• EXERCISE BRIEF:
Will you print the material below without altering a single character?

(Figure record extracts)
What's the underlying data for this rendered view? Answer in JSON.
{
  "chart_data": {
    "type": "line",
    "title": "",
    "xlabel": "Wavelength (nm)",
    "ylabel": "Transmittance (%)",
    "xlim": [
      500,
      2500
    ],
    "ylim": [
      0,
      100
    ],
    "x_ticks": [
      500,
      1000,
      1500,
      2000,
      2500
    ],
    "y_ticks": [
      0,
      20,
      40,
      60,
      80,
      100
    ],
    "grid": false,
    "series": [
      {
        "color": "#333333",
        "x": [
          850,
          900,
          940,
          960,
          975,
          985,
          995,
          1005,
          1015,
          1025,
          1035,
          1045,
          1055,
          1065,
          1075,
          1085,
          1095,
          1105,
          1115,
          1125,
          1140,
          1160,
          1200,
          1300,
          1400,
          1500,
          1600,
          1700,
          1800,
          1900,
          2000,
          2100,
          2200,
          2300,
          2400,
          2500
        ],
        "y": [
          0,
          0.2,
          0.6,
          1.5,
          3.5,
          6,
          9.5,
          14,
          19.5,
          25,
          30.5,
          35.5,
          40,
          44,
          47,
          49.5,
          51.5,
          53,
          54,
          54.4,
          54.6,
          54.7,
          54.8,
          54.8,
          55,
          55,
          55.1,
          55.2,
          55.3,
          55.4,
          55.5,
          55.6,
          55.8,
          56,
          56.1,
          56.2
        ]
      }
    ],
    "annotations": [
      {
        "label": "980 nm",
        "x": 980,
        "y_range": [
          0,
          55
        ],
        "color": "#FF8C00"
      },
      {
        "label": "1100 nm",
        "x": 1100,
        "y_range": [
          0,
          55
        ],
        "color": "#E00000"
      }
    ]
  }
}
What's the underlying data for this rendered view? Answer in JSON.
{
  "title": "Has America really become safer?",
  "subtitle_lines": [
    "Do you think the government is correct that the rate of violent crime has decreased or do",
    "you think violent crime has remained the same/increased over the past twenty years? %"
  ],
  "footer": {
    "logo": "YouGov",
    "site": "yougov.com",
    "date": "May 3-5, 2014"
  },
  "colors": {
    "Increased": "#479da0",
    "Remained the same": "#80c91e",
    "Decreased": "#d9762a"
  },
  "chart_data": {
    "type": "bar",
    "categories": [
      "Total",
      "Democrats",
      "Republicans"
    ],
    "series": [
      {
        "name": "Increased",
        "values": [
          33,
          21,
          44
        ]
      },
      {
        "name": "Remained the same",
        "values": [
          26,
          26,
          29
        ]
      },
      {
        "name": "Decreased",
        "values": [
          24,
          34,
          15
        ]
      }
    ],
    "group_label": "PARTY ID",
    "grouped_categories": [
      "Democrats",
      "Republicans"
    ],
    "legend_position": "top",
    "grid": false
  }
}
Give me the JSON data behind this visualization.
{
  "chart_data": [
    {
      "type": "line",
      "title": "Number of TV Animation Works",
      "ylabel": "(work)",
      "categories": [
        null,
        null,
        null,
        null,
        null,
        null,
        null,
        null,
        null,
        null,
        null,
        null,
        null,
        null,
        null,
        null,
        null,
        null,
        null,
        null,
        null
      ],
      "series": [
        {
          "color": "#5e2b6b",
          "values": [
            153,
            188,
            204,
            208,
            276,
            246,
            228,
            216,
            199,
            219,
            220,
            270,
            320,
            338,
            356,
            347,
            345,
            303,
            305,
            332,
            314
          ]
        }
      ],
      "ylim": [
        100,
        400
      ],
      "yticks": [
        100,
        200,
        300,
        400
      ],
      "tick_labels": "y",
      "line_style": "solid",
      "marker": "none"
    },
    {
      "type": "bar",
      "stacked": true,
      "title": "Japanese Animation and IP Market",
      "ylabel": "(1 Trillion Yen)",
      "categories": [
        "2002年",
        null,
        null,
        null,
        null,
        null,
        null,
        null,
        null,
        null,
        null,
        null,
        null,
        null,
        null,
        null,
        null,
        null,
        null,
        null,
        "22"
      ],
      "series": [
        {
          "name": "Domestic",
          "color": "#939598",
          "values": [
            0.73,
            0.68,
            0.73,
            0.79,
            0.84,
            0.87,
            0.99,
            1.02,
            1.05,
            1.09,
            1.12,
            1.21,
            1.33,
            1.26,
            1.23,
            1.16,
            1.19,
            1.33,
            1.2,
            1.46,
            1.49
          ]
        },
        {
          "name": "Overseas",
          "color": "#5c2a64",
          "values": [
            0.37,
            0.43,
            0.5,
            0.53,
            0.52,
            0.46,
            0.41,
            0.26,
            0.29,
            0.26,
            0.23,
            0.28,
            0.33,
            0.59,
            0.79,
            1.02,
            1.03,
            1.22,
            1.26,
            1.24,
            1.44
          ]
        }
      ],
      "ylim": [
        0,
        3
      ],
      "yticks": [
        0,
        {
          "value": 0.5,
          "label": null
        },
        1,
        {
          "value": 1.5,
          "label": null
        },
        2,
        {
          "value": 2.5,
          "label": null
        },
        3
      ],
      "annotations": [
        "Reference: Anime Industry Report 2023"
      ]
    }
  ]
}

• TASK RESULT:
What's the underlying data for this rendered view? Answer in JSON.
{
  "chart_data": {
    "type": "line",
    "title": "",
    "xlabel": "Wavelength (nm)",
    "ylabel": "Transmittance (%)",
    "xlim": [
      500,
      2500
    ],
    "ylim": [
      0,
      100
    ],
    "x_ticks": [
      500,
      1000,
      1500,
      2000,
      2500
    ],
    "y_ticks": [
      0,
      20,
      40,
      60,
      80,
      100
    ],
    "grid": false,
    "series": [
      {
        "color": "#333333",
        "x": [
          850,
          900,
          940,
          960,
          975,
          985,
          995,
          1005,
          1015,
          1025,
          1035,
          1045,
          1055,
          1065,
          1075,
          1085,
          1095,
          1105,
          1115,
          1125,
          1140,
          1160,
          1200,
          1300,
          1400,
          1500,
          1600,
          1700,
          1800,
          1900,
          2000,
          2100,
          2200,
          2300,
          2400,
          2500
        ],
        "y": [
          0,
          0.2,
          0.6,
          1.5,
          3.5,
          6,
          9.5,
          14,
          19.5,
          25,
          30.5,
          35.5,
          40,
          44,
          47,
          49.5,
          51.5,
          53,
          54,
          54.4,
          54.6,
          54.7,
          54.8,
          54.8,
          55,
          55,
          55.1,
          55.2,
          55.3,
          55.4,
          55.5,
          55.6,
          55.8,
          56,
          56.1,
          56.2
        ]
      }
    ],
    "annotations": [
      {
        "label": "980 nm",
        "x": 980,
        "y_range": [
          0,
          55
        ],
        "color": "#FF8C00"
      },
      {
        "label": "1100 nm",
        "x": 1100,
        "y_range": [
          0,
          55
        ],
        "color": "#E00000"
      }
    ]
  }
}
What's the underlying data for this rendered view? Answer in JSON.
{
  "title": "Has America really become safer?",
  "subtitle_lines": [
    "Do you think the government is correct that the rate of violent crime has decreased or do",
    "you think violent crime has remained the same/increased over the past twenty years? %"
  ],
  "footer": {
    "logo": "YouGov",
    "site": "yougov.com",
    "date": "May 3-5, 2014"
  },
  "colors": {
    "Increased": "#479da0",
    "Remained the same": "#80c91e",
    "Decreased": "#d9762a"
  },
  "chart_data": {
    "type": "bar",
    "categories": [
      "Total",
      "Democrats",
      "Republicans"
    ],
    "series": [
      {
        "name": "Increased",
        "values": [
          33,
          21,
          44
        ]
      },
      {
        "name": "Remained the same",
        "values": [
          26,
          26,
          29
        ]
      },
      {
        "name": "Decreased",
        "values": [
          24,
          34,
          15
        ]
      }
    ],
    "group_label": "PARTY ID",
    "grouped_categories": [
      "Democrats",
      "Republicans"
    ],
    "legend_position": "top",
    "grid": false
  }
}
Give me the JSON data behind this visualization.
{
  "chart_data": [
    {
      "type": "line",
      "title": "Number of TV Animation Works",
      "ylabel": "(work)",
      "categories": [
        null,
        null,
        null,
        null,
        null,
        null,
        null,
        null,
        null,
        null,
        null,
        null,
        null,
        null,
        null,
        null,
        null,
        null,
        null,
        null,
        null
      ],
      "series": [
        {
          "color": "#5e2b6b",
          "values": [
            153,
            188,
            204,
            208,
            276,
            246,
            228,
            216,
            199,
            219,
            220,
            270,
            320,
            338,
            356,
            347,
            345,
            303,
            305,
            332,
            314
          ]
        }
      ],
      "ylim": [
        100,
        400
      ],
      "yticks": [
        100,
        200,
        300,
        400
      ],
      "tick_labels": "y",
      "line_style": "solid",
      "marker": "none"
    },
    {
      "type": "bar",
      "stacked": true,
      "title": "Japanese Animation and IP Market",
      "ylabel": "(1 Trillion Yen)",
      "categories": [
        "2002年",
        null,
        null,
        null,
        null,
        null,
        null,
        null,
        null,
        null,
        null,
        null,
        null,
        null,
        null,
        null,
        null,
        null,
        null,
        null,
        "22"
      ],
      "series": [
        {
          "name": "Domestic",
          "color": "#939598",
          "values": [
            0.73,
            0.68,
            0.73,
            0.79,
            0.84,
            0.87,
            0.99,
            1.02,
            1.05,
            1.09,
            1.12,
            1.21,
            1.33,
            1.26,
            1.23,
            1.16,
            1.19,
            1.33,
            1.2,
            1.46,
            1.49
          ]
        },
        {
          "name": "Overseas",
          "color": "#5c2a64",
          "values": [
            0.37,
            0.43,
            0.5,
            0.53,
            0.52,
            0.46,
            0.41,
            0.26,
            0.29,
            0.26,
            0.23,
            0.28,
            0.33,
            0.59,
            0.79,
            1.02,
            1.03,
            1.22,
            1.26,
            1.24,
            1.44
          ]
        }
      ],
      "ylim": [
        0,
        3
      ],
      "yticks": [
        0,
        {
          "value": 0.5,
          "label": null
        },
        1,
        {
          "value": 1.5,
          "label": null
        },
        2,
        {
          "value": 2.5,
          "label": null
        },
        3
      ],
      "annotations": [
        "Reference: Anime Industry Report 2023"
      ]
    }
  ]
}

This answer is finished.